やること
A – 本文によると、夢の中で「私」が謝ったあと、人形はどうなりましたか。
B – 本文の「幼少期に私は雛人形を飾ってい」から「は歯の生えた、髪が伸び放題の人形がいた。」までを、一字も変えずに打ち直してください。
C – 次の(i)〜(iii)が本文と合っているか、それぞれ「はい」か「いいえ」で答え、決め手となる本文の言葉をそのまま引用してください。
(i) 弟と探検した物置は、家の隣にあった。
(ii) 遠くへ捨てた人形を拾ってきたのは「私」だった。
(iii) 飽きたリカちゃん人形などは、物置にしまった。

本文
# # # # # # #
暑くなってきたので、そろそろまた涼しい話を1つしたいと思う。

幼少期に私は雛人形を飾っていた時期があった。一応私も女子なので、可愛いところもあったのだ。しかし次第に飾るのも面倒くさくなり、そのうち物置行きになっていた。

少し大人になって、今度はリカちゃん人形を買ってもらった。当時はいろんなバージョンが出てきたので、他にもバービーやジェニー、ケン、宇宙人(!!)なども揃えた。しかしまたそれも一時的で、飽きてしまい押し入れにしまってしまった。

だいぶ大人になってから、弟と家の隣にある物置へ探検しに行った。母が私たちのランドセルや服、宿題や教科書などを取っておいたので、そこは散らかり放題だった。しかしそんな場所も私たちにとっては好奇心でたまらなかった。

いろんなものを見つけては懐かしがって、何かもっとワクワクするようなものを探し求めていた。すると、先ほどまで気づかなかったのだが、私のすぐ近くに人形が埋まっていた。私はそれを掘り出すと、そこにはあの雛人形たちが隠れていたのだ。私はそういえば飾ってたなぁと弟に話をした。一体一体埋まっている人形を出しては並べていると、次に触れた人形に違和感を感じた。同じ人形なのに冷たさを感じ、なんだか嫌な気持ちになった。私は恐る恐るその人形の顔をひっくり返すと、そこには歯の生えた、髪が伸び放題の人形がいた。

「ひぃっ!!」

私は思わずその人形を遠くへ捨ててしまった。弟は何が起こったのが分からず、捨てた人形を拾ってきた。そして2人で固まってしまった。その人形は放って置かれた寂しさと怒りで満ちていた。それは私に対してだった。

「ごめんなさい、ごめんなさい、ごめんなさい…」

私は心の中でひたすら謝った。

その日の夜夢を見た。そこには昼間に見たあの人形がいた。寂しげで私に訴えかけるような、そんな目をしていた。私はまた謝った。ごめんなさい、ごめんなさい、ごめんなさい…。するとその言葉を待っていたように、人形は静かに消えたのだった。
# # # # # # #
示された資料
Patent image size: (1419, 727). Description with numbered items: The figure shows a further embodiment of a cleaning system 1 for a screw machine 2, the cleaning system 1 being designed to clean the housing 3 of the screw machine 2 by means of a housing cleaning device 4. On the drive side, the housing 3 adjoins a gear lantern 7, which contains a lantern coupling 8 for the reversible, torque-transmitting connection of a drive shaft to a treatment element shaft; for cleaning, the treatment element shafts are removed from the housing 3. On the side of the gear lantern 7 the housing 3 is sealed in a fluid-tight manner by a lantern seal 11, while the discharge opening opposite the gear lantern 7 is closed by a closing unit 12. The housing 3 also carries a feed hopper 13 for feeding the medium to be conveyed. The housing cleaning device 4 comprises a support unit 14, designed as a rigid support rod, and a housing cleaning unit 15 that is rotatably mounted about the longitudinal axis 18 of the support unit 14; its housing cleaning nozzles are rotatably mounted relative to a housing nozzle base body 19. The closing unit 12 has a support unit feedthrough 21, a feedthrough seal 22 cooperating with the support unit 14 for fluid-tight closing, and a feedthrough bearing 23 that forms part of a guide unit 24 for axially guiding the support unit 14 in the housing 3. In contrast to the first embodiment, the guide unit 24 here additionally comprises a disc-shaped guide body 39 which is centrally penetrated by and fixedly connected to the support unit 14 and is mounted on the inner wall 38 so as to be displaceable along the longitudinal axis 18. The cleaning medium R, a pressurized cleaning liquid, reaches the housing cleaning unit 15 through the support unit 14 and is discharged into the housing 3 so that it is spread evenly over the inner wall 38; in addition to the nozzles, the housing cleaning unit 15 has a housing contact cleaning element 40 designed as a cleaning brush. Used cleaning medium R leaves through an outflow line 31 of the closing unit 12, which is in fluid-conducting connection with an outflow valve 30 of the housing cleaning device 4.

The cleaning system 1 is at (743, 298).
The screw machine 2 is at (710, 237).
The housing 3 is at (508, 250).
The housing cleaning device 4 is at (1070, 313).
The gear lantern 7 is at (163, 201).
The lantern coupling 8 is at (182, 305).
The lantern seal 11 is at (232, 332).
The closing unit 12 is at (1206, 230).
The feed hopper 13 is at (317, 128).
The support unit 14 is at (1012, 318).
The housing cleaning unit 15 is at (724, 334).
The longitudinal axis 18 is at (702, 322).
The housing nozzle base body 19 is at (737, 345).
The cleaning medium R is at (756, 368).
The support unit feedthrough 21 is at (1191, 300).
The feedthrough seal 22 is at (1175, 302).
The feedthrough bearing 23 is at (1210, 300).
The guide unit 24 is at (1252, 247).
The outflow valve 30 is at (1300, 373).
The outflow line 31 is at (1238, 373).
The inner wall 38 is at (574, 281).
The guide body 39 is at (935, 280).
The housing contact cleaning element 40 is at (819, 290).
# # # # # # #
解答
A – 人形は静かに消えました。

B –
幼少期に私は雛人形を飾っていた時期があった。一応私も女子なので、可愛いところもあったのだ。しかし次第に飾るのも面倒くさくなり、そのうち物置行きになっていた。

少し大人になって、今度はリカちゃん人形を買ってもらった。当時はいろんなバージョンが出てきたので、他にもバービーやジェニー、ケン、宇宙人(!!)なども揃えた。しかしまたそれも一時的で、飽きてしまい押し入れにしまってしまった。

だいぶ大人になってから、弟と家の隣にある物置へ探検しに行った。母が私たちのランドセルや服、宿題や教科書などを取っておいたので、そこは散らかり放題だった。しかしそんな場所も私たちにとっては好奇心でたまらなかった。

いろんなものを見つけては懐かしがって、何かもっとワクワクするようなものを探し求めていた。すると、先ほどまで気づかなかったのだが、私のすぐ近くに人形が埋まっていた。私はそれを掘り出すと、そこにはあの雛人形たちが隠れていたのだ。私はそういえば飾ってたなぁと弟に話をした。一体一体埋まっている人形を出しては並べていると、次に触れた人形に違和感を感じた。同じ人形なのに冷たさを感じ、なんだか嫌な気持ちになった。私は恐る恐るその人形の顔をひっくり返すと、そこには歯の生えた、髪が伸び放題の人形がいた。

C –
(i) はい:「弟と家の隣にある物置へ探検しに行った」
(ii) いいえ:「弟は何が起こったのが分からず、捨てた人形を拾ってきた」
(iii) いいえ:「飽きてしまい押し入れにしまってしまった」